## [SHORT PROBLEM]
Output every entry exactly as written.

[Dataset items]
— begin —
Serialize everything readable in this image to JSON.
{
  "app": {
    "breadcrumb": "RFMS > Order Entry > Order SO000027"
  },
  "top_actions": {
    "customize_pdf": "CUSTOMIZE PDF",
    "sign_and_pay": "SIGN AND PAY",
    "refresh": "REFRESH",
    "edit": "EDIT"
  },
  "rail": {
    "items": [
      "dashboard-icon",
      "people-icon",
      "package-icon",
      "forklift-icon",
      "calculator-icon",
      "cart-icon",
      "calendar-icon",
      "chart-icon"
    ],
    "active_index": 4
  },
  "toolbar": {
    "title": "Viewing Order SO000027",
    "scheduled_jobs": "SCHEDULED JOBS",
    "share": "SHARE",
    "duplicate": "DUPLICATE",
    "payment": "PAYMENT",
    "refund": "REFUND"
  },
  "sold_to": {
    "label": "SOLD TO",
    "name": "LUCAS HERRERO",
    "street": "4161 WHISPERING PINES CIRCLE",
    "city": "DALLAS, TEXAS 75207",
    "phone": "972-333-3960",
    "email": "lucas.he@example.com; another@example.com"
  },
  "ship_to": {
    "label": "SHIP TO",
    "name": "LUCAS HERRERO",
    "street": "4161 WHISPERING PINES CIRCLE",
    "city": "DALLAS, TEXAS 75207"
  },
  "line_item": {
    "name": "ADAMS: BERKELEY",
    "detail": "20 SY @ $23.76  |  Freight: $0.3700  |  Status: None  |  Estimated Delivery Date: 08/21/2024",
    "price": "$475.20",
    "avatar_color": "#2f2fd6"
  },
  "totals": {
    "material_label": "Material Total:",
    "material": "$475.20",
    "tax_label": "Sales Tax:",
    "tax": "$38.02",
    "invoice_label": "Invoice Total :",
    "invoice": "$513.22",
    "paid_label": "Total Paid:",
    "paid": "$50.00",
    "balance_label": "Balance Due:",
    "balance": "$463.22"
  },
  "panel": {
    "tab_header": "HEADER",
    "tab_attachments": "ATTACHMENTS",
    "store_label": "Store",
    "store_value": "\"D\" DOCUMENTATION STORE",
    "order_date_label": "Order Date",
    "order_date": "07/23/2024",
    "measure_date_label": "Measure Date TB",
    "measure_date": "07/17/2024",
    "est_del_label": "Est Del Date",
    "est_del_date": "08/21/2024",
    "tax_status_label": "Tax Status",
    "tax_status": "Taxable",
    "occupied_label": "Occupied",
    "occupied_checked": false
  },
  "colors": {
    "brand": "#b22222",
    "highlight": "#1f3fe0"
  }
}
— end —
## [TASK ANSWER]
Serialize everything readable in this image to JSON.
{
  "app": {
    "breadcrumb": "RFMS > Order Entry > Order SO000027"
  },
  "top_actions": {
    "customize_pdf": "CUSTOMIZE PDF",
    "sign_and_pay": "SIGN AND PAY",
    "refresh": "REFRESH",
    "edit": "EDIT"
  },
  "rail": {
    "items": [
      "dashboard-icon",
      "people-icon",
      "package-icon",
      "forklift-icon",
      "calculator-icon",
      "cart-icon",
      "calendar-icon",
      "chart-icon"
    ],
    "active_index": 4
  },
  "toolbar": {
    "title": "Viewing Order SO000027",
    "scheduled_jobs": "SCHEDULED JOBS",
    "share": "SHARE",
    "duplicate": "DUPLICATE",
    "payment": "PAYMENT",
    "refund": "REFUND"
  },
  "sold_to": {
    "label": "SOLD TO",
    "name": "LUCAS HERRERO",
    "street": "4161 WHISPERING PINES CIRCLE",
    "city": "DALLAS, TEXAS 75207",
    "phone": "972-333-3960",
    "email": "lucas.he@example.com; another@example.com"
  },
  "ship_to": {
    "label": "SHIP TO",
    "name": "LUCAS HERRERO",
    "street": "4161 WHISPERING PINES CIRCLE",
    "city": "DALLAS, TEXAS 75207"
  },
  "line_item": {
    "name": "ADAMS: BERKELEY",
    "detail": "20 SY @ $23.76  |  Freight: $0.3700  |  Status: None  |  Estimated Delivery Date: 08/21/2024",
    "price": "$475.20",
    "avatar_color": "#2f2fd6"
  },
  "totals": {
    "material_label": "Material Total:",
    "material": "$475.20",
    "tax_label": "Sales Tax:",
    "tax": "$38.02",
    "invoice_label": "Invoice Total :",
    "invoice": "$513.22",
    "paid_label": "Total Paid:",
    "paid": "$50.00",
    "balance_label": "Balance Due:",
    "balance": "$463.22"
  },
  "panel": {
    "tab_header": "HEADER",
    "tab_attachments": "ATTACHMENTS",
    "store_label": "Store",
    "store_value": "\"D\" DOCUMENTATION STORE",
    "order_date_label": "Order Date",
    "order_date": "07/23/2024",
    "measure_date_label": "Measure Date TB",
    "measure_date": "07/17/2024",
    "est_del_label": "Est Del Date",
    "est_del_date": "08/21/2024",
    "tax_status_label": "Tax Status",
    "tax_status": "Taxable",
    "occupied_label": "Occupied",
    "occupied_checked": false
  },
  "colors": {
    "brand": "#b22222",
    "highlight": "#1f3fe0"
  }
}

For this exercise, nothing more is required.